- **Problem requirements**: Return verbatim every line of the data from its very first line through the line containing "program-info xyxy=(0,309,768,339)", including both of those lines.

- **Supplied entries**:

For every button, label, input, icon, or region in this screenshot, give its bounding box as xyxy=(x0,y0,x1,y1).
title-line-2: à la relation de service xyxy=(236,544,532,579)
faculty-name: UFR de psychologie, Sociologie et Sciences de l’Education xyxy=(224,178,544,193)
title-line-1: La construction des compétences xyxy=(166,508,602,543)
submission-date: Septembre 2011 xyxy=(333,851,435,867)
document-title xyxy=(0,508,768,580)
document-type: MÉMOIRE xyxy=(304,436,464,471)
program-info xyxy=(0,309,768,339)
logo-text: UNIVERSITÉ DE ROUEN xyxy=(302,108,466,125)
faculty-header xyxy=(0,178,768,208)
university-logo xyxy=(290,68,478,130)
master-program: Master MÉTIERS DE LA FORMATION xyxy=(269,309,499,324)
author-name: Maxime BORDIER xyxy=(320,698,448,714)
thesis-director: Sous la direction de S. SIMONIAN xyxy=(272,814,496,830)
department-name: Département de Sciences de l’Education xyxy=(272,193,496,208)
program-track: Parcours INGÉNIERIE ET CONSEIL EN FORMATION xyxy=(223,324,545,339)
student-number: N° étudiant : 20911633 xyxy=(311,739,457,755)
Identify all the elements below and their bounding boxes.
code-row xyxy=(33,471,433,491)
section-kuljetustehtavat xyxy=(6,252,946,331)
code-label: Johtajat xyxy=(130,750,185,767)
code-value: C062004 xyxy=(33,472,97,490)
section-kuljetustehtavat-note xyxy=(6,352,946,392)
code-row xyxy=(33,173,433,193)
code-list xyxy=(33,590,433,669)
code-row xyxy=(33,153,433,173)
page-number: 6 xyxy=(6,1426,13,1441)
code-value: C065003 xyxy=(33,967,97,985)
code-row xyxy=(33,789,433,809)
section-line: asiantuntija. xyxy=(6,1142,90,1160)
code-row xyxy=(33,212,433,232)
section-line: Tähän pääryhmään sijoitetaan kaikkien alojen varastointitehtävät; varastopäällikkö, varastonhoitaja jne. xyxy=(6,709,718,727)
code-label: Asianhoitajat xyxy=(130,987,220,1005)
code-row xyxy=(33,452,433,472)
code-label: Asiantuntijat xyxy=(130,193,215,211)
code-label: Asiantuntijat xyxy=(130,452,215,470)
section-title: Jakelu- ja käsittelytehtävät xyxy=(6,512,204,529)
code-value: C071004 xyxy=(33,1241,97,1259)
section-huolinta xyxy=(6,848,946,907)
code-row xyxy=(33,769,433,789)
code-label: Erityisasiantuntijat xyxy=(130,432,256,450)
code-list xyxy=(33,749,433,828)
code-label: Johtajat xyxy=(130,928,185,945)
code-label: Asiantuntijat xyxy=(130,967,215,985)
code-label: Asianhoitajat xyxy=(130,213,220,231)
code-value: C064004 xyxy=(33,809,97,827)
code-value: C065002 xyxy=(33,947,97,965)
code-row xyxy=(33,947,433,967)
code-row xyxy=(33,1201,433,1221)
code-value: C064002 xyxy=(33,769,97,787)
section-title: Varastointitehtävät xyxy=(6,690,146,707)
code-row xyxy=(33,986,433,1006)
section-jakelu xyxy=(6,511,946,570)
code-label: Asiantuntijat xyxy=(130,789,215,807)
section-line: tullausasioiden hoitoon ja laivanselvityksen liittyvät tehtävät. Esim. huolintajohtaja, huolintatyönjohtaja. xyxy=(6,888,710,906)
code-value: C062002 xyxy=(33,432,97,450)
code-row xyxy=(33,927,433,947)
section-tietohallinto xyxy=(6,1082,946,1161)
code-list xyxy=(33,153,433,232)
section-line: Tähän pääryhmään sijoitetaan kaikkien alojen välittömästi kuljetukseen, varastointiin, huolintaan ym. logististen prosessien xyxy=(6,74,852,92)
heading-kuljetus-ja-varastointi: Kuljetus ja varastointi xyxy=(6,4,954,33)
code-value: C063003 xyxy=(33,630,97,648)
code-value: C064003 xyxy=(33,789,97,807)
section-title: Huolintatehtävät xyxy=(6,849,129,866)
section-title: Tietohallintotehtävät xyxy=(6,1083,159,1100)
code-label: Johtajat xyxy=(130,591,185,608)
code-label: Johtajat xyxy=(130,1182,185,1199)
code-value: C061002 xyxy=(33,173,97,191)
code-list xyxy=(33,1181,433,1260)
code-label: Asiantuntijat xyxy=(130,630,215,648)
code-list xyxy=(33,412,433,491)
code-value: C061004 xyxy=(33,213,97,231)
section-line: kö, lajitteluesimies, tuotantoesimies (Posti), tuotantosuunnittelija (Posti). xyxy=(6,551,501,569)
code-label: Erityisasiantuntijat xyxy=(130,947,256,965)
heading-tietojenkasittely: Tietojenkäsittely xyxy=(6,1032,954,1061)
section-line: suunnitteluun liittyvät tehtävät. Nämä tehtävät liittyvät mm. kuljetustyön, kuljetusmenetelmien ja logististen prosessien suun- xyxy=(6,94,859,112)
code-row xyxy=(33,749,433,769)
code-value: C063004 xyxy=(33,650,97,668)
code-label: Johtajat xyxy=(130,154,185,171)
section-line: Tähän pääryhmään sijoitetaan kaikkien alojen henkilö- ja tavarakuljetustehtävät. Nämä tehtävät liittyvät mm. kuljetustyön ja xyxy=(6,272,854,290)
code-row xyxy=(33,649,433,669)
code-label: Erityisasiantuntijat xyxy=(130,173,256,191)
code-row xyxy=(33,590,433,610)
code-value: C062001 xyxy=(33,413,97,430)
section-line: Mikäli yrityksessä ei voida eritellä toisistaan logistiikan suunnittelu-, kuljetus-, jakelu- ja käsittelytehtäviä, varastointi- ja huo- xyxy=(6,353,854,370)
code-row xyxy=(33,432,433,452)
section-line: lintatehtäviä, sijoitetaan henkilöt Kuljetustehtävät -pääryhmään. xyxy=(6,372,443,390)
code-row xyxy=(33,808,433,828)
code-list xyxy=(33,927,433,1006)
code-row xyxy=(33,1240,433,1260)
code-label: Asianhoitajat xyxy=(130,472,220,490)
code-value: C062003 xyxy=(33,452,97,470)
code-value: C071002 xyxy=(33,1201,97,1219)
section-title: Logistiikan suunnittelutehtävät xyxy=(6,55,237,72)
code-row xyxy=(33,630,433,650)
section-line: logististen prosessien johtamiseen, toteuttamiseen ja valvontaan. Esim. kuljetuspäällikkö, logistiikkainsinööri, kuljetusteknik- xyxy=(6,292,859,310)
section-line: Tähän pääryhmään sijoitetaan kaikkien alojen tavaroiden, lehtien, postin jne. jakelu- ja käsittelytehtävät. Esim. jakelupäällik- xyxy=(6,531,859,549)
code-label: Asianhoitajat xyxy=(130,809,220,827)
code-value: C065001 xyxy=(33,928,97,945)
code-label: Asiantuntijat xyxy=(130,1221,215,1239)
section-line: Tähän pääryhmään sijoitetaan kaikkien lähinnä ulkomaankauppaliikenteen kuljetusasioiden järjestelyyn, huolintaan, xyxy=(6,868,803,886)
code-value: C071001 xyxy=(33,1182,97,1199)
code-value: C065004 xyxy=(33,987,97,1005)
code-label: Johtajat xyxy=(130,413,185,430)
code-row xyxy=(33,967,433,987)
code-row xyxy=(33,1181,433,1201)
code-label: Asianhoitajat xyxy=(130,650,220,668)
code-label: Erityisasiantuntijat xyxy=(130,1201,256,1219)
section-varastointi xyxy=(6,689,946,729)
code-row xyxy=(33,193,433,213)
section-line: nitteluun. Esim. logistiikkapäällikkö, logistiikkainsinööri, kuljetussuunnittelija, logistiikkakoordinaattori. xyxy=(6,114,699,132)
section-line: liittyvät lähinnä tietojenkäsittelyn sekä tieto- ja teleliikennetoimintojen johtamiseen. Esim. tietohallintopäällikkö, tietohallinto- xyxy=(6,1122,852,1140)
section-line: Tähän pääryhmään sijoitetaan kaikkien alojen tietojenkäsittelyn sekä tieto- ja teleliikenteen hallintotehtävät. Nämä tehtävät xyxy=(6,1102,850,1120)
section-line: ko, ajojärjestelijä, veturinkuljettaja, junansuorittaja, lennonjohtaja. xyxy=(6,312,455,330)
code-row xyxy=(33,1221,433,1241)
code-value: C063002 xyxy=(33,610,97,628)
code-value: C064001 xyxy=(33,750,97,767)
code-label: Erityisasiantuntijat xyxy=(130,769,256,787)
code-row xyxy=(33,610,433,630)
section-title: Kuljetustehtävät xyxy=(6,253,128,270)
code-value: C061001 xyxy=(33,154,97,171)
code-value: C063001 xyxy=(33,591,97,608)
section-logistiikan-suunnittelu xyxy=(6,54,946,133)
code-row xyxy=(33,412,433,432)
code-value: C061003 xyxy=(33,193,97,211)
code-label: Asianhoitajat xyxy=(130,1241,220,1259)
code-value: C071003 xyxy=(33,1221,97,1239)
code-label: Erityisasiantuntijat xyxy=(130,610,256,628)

- **Solution for this problem**:
For every button, label, input, icon, or region in this screenshot, give its bounding box as xyxy=(x0,y0,x1,y1).
title-line-2: à la relation de service xyxy=(236,544,532,579)
faculty-name: UFR de psychologie, Sociologie et Sciences de l’Education xyxy=(224,178,544,193)
title-line-1: La construction des compétences xyxy=(166,508,602,543)
submission-date: Septembre 2011 xyxy=(333,851,435,867)
document-title xyxy=(0,508,768,580)
document-type: MÉMOIRE xyxy=(304,436,464,471)
program-info xyxy=(0,309,768,339)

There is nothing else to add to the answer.